→ Record excerpts:
****************
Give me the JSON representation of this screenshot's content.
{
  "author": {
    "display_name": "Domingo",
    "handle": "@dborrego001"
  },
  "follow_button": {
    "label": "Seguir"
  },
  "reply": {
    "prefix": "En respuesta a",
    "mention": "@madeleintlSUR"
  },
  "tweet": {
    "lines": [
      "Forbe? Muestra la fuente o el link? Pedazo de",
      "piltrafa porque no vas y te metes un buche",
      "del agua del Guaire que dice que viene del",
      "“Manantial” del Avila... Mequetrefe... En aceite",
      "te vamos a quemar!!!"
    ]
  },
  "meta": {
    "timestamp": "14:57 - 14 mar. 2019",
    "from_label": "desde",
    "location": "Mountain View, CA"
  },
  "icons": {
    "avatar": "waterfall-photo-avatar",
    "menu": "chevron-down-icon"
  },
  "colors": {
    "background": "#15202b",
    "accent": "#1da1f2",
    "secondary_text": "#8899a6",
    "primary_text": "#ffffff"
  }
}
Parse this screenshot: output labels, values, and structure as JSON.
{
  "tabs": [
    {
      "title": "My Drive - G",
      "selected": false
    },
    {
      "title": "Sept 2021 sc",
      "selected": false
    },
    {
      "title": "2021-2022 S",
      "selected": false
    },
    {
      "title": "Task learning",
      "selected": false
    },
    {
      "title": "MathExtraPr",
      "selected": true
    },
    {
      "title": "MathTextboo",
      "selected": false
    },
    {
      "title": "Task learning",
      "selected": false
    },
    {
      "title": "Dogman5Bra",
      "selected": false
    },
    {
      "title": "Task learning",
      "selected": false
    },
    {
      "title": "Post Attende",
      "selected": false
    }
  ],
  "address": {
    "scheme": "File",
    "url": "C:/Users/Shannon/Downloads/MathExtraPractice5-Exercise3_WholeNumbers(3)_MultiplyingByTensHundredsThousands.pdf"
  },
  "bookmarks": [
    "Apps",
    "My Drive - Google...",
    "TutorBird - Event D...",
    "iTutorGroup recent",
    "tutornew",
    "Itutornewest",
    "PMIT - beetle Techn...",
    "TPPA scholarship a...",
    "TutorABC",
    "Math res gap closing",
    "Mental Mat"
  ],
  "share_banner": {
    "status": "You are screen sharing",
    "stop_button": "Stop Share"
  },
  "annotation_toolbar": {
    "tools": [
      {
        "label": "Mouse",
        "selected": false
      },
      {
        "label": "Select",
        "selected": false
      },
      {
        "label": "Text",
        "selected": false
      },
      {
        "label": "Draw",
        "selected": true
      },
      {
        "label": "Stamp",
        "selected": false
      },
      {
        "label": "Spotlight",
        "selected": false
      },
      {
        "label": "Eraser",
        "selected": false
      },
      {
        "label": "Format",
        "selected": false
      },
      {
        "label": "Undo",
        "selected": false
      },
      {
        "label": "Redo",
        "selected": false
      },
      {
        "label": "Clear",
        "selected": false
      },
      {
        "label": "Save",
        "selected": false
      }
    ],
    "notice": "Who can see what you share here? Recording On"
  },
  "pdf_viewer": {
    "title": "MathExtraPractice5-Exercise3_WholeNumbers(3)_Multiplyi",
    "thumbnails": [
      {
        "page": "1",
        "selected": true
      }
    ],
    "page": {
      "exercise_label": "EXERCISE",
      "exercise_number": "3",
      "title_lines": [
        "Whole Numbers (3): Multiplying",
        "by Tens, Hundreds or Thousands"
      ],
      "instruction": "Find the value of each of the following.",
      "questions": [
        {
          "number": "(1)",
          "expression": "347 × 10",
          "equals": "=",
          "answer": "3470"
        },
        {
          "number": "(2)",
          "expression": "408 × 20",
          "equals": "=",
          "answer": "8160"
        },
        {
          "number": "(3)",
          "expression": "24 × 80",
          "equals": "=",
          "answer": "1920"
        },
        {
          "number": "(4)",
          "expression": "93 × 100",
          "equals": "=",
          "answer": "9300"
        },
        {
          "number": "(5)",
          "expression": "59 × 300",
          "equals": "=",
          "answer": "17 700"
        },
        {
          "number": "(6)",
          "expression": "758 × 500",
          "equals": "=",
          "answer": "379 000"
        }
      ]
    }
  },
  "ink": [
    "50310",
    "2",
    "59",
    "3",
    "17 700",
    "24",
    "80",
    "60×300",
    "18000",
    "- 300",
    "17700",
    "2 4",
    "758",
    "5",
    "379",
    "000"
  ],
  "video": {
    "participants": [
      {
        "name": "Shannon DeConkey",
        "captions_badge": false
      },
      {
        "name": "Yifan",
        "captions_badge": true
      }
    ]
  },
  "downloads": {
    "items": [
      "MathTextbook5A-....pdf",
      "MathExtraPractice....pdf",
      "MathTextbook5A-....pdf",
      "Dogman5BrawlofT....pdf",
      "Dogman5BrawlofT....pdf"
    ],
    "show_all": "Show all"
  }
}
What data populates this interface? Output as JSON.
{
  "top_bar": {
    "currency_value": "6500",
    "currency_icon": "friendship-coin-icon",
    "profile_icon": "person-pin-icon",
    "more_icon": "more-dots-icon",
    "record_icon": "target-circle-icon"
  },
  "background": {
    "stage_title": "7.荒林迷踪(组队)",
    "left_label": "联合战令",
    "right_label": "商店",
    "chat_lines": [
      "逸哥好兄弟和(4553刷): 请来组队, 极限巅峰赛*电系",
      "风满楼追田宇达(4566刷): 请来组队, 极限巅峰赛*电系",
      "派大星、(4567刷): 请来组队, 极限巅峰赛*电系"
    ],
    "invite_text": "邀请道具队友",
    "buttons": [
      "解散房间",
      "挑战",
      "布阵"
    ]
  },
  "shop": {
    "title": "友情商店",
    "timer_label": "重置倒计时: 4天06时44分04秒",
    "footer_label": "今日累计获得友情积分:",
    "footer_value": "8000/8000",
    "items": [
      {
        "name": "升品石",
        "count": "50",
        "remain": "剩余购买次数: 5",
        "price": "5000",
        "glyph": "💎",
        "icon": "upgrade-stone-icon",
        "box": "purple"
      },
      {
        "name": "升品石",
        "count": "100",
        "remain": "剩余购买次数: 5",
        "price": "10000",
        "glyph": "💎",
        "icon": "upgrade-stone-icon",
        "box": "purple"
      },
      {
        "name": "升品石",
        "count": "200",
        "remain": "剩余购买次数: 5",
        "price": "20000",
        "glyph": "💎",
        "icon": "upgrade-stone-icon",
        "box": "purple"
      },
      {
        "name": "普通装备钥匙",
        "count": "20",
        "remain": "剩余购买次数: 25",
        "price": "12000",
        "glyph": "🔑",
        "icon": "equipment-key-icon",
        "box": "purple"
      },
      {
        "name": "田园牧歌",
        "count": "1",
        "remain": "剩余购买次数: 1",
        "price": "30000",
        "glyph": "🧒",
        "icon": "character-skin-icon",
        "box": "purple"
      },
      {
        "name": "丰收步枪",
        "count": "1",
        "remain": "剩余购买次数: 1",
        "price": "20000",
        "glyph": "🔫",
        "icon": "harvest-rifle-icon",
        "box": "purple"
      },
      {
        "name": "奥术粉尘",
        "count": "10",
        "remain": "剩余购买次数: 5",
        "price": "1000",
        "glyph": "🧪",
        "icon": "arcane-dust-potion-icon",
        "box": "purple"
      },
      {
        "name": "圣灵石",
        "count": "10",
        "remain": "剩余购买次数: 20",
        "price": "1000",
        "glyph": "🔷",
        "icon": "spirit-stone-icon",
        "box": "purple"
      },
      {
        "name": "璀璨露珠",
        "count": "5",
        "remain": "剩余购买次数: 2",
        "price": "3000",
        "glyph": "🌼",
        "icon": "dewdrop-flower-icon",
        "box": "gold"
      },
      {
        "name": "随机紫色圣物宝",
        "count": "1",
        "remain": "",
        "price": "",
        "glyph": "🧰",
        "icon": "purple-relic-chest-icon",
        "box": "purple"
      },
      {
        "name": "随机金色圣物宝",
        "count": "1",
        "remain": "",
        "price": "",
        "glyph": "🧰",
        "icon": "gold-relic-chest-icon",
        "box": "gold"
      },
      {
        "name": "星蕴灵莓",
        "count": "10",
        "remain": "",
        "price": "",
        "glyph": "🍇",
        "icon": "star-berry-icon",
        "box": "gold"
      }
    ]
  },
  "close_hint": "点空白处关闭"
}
****************
→ Problem details:
Your task is to list each line of the records with the word "answer".

→ Result of the exercise:
          "answer": "3470"
          "answer": "8160"
          "answer": "1920"
          "answer": "9300"
          "answer": "17 700"
          "answer": "379 000"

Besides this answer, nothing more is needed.